▶ _WORK REQUIRED_
Report how many lines hold the string "color". Give the number and nothing else.

# START OF GIVEN RECORDS

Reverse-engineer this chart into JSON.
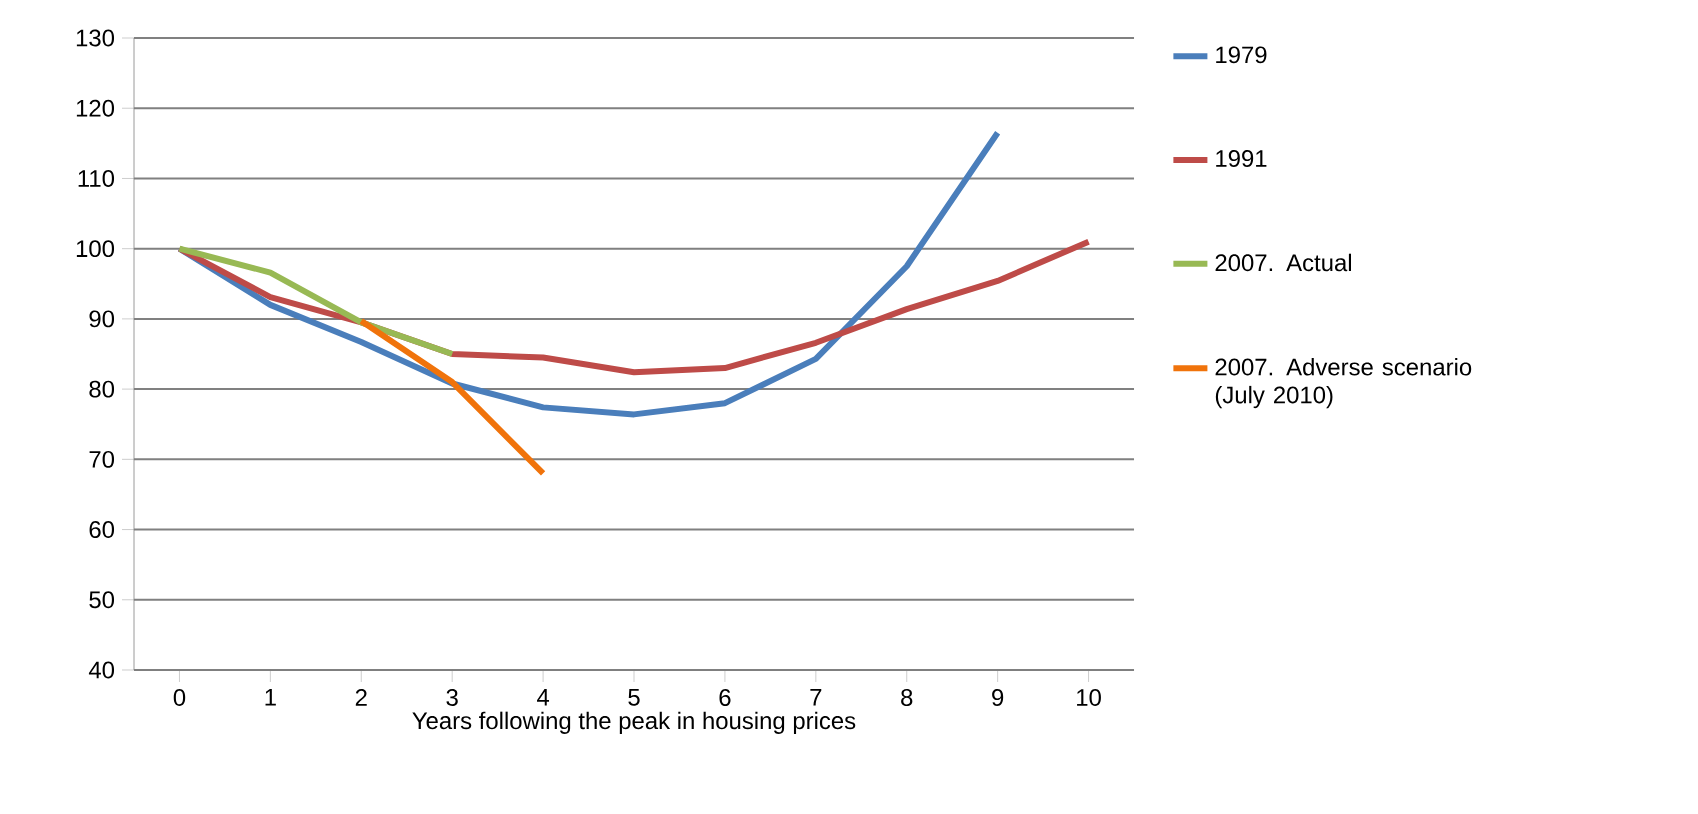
{
  "chart_data": {
    "type": "line",
    "xlabel": "Years following  the peak in housing prices",
    "categories": [
      "0",
      "1",
      "2",
      "3",
      "4",
      "5",
      "6",
      "7",
      "8",
      "9",
      "10"
    ],
    "series": [
      {
        "name": "1979",
        "color": "#4a7ebb",
        "values": [
          100,
          92,
          86.7,
          80.8,
          77.4,
          76.4,
          78,
          84.3,
          97.5,
          116.5,
          null
        ]
      },
      {
        "name": "1991",
        "color": "#be4b48",
        "values": [
          100,
          93.1,
          89.5,
          85,
          84.5,
          82.4,
          83,
          86.6,
          91.4,
          95.4,
          101
        ]
      },
      {
        "name": "2007. Actual",
        "color": "#98b954",
        "values": [
          100,
          96.6,
          89.5,
          85,
          null,
          null,
          null,
          null,
          null,
          null,
          null
        ]
      },
      {
        "name": "2007. Adverse scenario (July 2010)",
        "color": "#f0730b",
        "values": [
          null,
          null,
          89.7,
          81,
          68,
          null,
          null,
          null,
          null,
          null,
          null
        ]
      }
    ],
    "ylim": [
      40,
      130
    ],
    "yticks": [
      40,
      50,
      60,
      70,
      80,
      90,
      100,
      110,
      120,
      130
    ],
    "grid": "y",
    "legend": "right",
    "marker": "none",
    "line_style": "solid"
  }
}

# END OF GIVEN RECORDS

▶ _RESPONSE BELOW_
4